What is needed >>
State the number of lines that contain the word "不忘初心", and add nothing else.

==========

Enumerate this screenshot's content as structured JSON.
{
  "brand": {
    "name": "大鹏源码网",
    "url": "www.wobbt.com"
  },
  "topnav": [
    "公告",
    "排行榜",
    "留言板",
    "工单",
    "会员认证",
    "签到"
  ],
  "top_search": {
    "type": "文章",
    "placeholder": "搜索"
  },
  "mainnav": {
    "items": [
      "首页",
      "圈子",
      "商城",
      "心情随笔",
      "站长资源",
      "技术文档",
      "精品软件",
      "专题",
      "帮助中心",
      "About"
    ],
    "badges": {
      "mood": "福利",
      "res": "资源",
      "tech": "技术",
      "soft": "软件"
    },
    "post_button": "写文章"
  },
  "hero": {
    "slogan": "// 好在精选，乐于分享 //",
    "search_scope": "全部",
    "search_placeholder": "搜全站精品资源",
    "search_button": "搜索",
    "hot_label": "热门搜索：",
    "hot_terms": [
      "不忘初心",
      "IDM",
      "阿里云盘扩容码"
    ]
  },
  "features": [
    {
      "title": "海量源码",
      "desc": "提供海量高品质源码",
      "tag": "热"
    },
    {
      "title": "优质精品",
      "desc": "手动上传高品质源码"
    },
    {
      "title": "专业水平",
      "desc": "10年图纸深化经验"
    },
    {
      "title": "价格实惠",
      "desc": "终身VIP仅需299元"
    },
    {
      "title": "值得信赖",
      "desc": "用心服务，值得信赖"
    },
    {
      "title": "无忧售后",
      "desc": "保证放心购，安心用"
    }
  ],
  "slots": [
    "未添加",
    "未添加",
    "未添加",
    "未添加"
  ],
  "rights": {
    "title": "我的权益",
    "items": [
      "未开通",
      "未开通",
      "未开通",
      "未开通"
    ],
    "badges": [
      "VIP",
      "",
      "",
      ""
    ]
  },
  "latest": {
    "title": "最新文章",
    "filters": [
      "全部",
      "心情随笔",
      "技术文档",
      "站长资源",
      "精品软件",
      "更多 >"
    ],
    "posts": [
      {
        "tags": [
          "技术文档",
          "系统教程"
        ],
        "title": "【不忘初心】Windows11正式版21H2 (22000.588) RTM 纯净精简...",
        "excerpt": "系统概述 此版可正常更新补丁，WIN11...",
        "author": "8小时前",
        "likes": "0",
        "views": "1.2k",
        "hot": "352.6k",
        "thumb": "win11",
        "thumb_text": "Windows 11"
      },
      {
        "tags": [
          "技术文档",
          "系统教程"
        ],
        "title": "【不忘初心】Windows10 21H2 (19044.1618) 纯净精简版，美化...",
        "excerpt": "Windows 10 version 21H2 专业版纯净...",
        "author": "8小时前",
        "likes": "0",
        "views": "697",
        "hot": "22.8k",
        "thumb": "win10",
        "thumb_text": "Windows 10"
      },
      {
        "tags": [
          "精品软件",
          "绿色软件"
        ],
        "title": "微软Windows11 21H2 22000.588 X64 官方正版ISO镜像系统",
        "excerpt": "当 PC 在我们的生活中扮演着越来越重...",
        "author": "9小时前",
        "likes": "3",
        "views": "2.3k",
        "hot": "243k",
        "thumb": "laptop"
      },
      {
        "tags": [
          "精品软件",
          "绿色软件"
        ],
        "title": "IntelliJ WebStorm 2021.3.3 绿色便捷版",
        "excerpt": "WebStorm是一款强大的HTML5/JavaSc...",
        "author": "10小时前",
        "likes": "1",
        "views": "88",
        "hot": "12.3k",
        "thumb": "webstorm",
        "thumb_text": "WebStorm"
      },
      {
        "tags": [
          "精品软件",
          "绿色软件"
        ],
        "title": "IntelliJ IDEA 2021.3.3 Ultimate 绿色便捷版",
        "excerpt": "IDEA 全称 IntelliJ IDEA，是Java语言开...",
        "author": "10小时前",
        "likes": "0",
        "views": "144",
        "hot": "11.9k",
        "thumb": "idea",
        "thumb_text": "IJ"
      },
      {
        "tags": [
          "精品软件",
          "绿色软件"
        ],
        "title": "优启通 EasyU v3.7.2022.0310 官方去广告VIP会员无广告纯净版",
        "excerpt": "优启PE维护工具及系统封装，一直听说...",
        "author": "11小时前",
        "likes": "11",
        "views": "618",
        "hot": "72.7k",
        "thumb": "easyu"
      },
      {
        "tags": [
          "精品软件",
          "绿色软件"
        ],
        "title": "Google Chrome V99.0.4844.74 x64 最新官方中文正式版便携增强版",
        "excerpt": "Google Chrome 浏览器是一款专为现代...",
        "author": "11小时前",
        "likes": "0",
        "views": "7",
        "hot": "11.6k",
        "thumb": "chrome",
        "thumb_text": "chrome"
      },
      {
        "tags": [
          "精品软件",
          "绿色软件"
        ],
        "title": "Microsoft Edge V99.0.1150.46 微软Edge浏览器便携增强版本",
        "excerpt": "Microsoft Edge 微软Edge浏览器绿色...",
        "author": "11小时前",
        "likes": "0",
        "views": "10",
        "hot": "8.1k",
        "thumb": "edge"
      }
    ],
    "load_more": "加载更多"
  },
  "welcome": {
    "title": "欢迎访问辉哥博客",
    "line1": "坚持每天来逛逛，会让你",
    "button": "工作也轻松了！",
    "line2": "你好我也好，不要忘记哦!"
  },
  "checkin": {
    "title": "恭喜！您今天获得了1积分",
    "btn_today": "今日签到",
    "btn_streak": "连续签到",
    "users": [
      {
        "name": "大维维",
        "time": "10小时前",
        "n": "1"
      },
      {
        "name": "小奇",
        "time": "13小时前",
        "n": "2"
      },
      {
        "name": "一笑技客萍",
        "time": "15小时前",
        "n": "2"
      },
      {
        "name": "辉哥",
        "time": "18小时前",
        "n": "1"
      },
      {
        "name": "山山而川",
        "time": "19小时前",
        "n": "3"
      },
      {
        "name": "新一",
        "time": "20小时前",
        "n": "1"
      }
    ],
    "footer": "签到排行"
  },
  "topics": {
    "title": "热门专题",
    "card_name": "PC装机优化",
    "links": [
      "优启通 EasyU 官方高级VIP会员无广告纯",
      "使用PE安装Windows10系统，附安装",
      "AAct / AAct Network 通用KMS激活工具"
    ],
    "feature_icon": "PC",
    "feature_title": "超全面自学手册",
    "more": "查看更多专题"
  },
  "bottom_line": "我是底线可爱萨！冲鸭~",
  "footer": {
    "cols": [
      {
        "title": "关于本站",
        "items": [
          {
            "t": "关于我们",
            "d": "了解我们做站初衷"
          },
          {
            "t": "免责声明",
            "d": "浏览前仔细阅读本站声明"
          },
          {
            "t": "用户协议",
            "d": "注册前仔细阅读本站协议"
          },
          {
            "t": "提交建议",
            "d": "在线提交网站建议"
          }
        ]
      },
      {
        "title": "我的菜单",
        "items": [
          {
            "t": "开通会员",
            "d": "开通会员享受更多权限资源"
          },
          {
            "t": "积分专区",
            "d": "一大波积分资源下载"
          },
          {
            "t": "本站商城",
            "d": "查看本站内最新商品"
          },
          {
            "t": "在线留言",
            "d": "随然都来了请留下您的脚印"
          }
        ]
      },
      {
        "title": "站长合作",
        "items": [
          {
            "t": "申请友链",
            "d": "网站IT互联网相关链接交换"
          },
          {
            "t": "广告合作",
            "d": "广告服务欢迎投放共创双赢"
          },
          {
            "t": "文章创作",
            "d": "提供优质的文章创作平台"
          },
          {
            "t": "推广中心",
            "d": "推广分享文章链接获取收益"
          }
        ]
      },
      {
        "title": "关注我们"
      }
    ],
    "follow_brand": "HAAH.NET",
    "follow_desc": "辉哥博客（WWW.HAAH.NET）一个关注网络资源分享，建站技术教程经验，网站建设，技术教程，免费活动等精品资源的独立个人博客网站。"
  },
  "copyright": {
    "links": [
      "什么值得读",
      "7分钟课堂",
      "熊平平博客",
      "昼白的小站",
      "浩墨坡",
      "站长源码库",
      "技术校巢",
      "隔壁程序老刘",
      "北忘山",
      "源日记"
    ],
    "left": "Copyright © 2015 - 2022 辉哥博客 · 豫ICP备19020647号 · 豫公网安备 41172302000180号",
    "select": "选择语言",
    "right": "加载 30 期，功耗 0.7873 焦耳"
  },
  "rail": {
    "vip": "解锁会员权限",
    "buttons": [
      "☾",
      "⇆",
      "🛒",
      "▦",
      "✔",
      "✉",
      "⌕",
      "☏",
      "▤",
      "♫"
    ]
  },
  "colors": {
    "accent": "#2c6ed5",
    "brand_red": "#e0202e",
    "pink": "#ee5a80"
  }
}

==========

Written reply >>
3